What is expected: Take every line from the material that has the word "this" in it.

Raw data:
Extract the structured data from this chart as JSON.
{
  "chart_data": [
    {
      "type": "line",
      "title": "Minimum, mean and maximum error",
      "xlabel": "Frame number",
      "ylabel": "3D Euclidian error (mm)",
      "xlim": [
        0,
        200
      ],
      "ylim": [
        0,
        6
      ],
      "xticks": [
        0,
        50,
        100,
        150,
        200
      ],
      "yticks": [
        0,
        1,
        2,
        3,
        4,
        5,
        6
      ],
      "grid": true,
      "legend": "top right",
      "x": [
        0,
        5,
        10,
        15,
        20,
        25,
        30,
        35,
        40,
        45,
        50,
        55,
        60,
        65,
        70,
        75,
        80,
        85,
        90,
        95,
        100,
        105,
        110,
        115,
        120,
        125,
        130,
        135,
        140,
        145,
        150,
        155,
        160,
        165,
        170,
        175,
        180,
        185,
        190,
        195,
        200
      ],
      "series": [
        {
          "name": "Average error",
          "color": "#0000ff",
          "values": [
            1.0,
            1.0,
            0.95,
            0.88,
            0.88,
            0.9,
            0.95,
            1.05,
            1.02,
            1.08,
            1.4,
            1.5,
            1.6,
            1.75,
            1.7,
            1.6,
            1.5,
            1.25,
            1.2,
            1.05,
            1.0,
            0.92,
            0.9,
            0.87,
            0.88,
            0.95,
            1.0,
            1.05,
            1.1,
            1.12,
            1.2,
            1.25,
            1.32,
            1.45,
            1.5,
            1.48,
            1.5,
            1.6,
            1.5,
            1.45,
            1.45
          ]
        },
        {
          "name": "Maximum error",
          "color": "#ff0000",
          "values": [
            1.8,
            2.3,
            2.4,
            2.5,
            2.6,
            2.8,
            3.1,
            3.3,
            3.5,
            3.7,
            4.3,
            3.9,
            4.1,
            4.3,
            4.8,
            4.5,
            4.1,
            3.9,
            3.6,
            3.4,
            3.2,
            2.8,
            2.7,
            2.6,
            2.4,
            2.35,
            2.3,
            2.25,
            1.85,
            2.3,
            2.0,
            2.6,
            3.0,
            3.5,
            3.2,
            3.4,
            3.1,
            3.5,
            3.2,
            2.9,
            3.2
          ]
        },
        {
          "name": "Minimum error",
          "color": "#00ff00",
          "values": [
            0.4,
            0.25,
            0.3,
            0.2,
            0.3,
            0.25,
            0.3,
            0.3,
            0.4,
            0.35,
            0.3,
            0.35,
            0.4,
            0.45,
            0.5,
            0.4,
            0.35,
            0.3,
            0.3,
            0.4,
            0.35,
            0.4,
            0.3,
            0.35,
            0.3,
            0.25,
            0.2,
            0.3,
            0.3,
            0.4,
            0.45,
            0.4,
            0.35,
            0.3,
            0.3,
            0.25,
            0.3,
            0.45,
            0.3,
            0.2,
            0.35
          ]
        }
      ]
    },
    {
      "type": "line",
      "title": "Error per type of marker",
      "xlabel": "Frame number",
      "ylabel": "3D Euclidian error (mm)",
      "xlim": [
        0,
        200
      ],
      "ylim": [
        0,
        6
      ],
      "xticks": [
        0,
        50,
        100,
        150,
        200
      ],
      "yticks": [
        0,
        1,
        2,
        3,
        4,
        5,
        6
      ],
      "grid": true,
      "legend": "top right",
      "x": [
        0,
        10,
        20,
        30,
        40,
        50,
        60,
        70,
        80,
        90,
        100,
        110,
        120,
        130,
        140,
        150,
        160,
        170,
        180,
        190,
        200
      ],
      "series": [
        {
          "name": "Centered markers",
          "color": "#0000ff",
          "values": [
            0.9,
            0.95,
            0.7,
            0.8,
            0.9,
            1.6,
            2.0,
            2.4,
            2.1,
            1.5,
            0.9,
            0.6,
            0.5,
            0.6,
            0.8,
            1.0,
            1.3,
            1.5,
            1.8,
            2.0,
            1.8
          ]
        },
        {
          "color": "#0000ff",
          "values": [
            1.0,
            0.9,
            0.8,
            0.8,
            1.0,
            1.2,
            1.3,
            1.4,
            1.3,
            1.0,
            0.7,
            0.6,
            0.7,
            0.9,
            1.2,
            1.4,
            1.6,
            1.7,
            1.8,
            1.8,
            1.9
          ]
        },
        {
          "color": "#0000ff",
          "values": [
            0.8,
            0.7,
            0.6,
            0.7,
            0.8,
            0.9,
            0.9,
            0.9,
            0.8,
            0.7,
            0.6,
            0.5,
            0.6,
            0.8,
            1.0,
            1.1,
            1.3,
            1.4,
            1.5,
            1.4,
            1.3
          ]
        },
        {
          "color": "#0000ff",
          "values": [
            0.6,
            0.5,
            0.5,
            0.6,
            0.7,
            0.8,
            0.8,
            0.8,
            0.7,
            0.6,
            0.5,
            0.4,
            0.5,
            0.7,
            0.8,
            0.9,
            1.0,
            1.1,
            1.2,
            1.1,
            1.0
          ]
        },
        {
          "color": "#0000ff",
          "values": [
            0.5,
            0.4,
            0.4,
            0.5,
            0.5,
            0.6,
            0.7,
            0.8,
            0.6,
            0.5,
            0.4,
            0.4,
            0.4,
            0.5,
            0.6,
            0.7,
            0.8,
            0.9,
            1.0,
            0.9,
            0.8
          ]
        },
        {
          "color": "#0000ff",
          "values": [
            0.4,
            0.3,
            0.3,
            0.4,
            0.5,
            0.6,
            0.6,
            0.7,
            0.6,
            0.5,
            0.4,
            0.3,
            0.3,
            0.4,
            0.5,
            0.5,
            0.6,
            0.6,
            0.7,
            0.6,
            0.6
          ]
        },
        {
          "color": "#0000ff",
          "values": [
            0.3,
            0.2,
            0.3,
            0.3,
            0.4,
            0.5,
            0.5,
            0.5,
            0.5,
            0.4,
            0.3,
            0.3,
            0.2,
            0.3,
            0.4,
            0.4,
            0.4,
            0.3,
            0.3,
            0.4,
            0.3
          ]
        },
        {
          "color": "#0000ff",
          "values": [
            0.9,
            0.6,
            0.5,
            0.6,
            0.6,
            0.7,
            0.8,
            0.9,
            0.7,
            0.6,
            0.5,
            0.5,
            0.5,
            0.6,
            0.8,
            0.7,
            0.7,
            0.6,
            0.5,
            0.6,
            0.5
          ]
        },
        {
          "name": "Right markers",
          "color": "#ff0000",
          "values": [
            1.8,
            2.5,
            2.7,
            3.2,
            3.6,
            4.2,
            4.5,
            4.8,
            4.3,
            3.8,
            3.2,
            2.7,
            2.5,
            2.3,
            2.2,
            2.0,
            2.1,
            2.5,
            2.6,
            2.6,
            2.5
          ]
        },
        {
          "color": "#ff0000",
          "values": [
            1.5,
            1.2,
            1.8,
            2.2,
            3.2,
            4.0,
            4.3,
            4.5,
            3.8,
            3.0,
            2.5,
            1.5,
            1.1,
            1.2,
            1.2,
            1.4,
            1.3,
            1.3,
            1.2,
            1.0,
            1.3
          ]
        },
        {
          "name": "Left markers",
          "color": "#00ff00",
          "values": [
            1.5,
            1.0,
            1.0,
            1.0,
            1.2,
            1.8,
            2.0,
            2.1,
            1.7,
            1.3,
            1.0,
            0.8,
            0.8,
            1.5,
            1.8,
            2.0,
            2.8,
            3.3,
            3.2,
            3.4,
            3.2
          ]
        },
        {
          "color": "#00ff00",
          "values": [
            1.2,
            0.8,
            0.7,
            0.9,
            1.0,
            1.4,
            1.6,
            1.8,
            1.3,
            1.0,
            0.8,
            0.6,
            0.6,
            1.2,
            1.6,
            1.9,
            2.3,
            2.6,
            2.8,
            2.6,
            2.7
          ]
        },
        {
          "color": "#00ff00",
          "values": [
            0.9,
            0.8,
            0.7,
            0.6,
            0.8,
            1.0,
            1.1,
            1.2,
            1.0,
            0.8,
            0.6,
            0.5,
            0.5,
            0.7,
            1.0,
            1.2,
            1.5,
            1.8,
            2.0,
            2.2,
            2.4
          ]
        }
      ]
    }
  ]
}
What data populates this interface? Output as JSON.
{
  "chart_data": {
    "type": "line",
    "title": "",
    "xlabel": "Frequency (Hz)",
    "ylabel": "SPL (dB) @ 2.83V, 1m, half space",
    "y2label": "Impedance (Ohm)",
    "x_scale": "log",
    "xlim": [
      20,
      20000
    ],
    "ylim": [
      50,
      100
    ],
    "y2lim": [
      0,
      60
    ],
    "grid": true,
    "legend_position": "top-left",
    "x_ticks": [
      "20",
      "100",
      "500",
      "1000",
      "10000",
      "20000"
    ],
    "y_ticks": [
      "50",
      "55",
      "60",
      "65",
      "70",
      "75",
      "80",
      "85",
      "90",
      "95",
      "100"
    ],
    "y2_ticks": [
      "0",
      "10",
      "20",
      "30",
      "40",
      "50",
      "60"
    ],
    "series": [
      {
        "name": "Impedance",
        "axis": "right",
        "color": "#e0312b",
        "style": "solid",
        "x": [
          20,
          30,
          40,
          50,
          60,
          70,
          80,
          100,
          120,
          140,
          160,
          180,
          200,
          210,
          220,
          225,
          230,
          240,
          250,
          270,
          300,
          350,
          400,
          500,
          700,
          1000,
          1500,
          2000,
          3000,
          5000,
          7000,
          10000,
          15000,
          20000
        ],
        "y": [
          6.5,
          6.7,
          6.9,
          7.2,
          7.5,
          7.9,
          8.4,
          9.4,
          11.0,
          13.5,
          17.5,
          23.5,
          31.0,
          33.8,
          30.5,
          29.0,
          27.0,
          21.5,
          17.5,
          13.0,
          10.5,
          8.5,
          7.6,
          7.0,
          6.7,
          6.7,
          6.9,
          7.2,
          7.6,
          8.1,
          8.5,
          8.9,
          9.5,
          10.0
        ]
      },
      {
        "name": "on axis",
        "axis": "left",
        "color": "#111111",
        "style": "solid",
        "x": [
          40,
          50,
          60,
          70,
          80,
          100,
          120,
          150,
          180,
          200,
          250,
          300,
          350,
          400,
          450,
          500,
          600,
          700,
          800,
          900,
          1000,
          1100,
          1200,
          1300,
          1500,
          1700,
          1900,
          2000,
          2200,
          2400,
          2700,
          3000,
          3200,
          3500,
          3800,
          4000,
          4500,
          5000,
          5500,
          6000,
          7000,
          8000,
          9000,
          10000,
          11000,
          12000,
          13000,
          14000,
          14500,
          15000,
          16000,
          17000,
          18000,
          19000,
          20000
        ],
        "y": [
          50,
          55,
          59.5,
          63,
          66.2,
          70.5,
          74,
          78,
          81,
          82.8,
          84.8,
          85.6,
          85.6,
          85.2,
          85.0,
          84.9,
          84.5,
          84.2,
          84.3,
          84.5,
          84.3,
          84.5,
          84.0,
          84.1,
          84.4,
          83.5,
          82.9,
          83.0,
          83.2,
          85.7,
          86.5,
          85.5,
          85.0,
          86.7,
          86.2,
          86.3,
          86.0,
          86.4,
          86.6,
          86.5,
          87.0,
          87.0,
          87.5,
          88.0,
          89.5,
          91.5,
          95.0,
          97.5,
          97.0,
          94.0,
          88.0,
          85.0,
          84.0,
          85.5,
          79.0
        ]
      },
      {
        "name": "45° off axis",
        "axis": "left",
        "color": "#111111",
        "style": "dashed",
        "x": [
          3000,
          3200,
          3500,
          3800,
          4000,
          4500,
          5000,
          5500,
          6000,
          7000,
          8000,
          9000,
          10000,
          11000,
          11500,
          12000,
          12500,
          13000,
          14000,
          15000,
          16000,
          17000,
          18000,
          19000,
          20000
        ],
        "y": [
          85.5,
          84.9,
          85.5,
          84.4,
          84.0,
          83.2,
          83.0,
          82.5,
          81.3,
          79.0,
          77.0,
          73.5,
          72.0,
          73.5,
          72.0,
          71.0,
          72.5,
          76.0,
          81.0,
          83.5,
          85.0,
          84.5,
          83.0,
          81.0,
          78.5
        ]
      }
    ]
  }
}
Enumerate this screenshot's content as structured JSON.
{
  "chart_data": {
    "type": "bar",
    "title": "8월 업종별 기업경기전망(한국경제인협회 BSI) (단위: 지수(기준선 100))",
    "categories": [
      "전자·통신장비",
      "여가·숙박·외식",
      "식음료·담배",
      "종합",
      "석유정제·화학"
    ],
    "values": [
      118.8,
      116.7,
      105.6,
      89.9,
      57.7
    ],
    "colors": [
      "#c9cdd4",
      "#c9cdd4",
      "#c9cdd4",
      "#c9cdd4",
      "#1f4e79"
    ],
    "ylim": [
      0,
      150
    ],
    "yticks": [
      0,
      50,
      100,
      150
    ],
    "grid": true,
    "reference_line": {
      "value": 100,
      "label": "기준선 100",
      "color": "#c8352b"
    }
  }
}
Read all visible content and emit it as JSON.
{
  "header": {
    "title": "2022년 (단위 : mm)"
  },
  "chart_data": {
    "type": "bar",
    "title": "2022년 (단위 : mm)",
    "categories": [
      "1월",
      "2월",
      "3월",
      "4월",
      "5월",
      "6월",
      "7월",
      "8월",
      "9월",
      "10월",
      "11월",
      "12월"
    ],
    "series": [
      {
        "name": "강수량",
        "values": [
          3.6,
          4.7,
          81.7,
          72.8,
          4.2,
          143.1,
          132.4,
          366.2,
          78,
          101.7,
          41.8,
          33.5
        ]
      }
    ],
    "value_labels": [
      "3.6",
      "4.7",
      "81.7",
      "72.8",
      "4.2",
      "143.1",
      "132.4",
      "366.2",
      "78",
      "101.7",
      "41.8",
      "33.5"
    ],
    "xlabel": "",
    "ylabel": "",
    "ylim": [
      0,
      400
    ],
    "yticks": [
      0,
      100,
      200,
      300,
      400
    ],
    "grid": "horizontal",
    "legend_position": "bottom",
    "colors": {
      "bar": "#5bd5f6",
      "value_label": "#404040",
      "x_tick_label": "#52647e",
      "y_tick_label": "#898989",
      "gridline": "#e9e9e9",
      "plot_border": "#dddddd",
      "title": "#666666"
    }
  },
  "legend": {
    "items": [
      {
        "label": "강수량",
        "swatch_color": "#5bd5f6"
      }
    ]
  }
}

Answer to the problem:
Extract the structured data from this chart as JSON.
What data populates this interface? Output as JSON.
Enumerate this screenshot's content as structured JSON.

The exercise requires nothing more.